| PROBLEM DESCRIPTION |
Determine the count of lines holding the string "search". Return only the number.

| Collected data |
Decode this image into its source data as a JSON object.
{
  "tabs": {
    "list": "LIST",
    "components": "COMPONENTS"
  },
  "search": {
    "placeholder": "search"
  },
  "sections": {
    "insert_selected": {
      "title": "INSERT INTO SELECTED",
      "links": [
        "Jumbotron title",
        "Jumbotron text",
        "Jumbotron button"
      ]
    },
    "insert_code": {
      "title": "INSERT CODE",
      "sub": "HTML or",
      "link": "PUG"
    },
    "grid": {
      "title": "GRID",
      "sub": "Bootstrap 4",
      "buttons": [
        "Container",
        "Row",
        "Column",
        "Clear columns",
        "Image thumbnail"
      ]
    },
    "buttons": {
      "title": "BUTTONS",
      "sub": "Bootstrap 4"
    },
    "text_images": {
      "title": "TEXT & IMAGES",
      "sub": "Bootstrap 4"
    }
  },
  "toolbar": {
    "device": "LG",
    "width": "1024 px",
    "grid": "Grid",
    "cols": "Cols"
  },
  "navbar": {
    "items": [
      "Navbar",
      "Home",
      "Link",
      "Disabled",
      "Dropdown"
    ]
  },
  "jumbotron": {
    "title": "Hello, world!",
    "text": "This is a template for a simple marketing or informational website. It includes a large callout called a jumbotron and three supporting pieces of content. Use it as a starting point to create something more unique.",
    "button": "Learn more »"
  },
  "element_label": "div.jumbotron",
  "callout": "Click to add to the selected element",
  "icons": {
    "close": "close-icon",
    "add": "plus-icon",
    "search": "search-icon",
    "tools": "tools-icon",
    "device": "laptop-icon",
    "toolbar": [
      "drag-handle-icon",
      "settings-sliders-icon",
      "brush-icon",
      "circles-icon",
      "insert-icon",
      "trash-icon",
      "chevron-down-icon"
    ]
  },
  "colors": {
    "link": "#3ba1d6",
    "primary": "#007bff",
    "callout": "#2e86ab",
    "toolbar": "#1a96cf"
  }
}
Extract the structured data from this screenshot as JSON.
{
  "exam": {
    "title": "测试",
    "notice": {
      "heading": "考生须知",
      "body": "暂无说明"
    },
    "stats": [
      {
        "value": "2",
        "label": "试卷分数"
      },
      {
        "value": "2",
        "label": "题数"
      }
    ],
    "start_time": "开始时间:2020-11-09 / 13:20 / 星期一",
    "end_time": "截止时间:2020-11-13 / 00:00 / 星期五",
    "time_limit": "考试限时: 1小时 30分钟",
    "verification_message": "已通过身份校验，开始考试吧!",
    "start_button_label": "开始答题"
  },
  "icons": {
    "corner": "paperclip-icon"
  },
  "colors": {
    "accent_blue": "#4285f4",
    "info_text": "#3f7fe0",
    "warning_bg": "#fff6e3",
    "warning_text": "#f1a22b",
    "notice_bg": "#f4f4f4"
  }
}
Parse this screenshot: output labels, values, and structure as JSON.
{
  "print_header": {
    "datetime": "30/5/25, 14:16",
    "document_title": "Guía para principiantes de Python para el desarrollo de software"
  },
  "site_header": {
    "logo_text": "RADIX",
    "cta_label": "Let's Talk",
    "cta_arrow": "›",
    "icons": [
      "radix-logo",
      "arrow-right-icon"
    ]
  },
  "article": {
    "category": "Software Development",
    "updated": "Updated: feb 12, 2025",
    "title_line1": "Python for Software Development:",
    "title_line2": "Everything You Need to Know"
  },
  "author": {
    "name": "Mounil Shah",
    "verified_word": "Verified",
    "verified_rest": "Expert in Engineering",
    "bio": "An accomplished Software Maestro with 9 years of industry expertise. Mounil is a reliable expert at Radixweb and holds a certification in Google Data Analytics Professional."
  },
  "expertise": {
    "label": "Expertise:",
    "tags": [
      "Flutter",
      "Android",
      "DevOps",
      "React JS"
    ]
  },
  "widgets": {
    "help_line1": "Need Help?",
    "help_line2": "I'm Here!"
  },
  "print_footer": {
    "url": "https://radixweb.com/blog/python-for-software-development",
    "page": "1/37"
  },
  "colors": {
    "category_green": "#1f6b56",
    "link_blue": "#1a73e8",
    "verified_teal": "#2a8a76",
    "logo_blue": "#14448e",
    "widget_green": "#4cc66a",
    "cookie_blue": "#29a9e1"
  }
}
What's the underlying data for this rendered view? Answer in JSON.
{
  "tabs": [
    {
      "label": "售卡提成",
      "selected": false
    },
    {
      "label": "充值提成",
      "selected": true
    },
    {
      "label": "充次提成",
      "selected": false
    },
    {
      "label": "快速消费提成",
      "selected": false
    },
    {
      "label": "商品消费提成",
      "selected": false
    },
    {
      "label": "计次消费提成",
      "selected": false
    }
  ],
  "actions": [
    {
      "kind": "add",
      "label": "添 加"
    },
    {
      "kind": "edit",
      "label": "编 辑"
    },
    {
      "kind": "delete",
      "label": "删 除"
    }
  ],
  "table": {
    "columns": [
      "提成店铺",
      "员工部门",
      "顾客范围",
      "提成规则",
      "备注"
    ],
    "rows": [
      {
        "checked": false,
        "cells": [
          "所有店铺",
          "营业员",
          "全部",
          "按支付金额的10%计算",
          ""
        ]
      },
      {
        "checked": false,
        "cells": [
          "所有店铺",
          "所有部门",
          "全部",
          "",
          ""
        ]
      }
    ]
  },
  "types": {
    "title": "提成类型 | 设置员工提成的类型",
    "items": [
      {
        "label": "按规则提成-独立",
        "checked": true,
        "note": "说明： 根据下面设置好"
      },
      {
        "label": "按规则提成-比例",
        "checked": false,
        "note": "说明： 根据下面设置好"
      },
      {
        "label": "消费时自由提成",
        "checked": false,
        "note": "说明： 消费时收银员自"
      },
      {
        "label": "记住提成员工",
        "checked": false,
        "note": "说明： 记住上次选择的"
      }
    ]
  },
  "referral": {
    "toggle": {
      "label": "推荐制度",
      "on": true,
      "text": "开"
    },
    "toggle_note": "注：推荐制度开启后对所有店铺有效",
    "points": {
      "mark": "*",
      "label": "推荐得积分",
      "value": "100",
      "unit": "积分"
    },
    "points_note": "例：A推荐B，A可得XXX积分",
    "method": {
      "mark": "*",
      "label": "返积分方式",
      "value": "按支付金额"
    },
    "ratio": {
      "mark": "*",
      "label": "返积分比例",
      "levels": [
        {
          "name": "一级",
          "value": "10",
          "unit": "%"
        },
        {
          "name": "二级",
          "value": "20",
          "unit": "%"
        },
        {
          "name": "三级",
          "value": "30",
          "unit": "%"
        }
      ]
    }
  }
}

| FINAL ANSWER |
3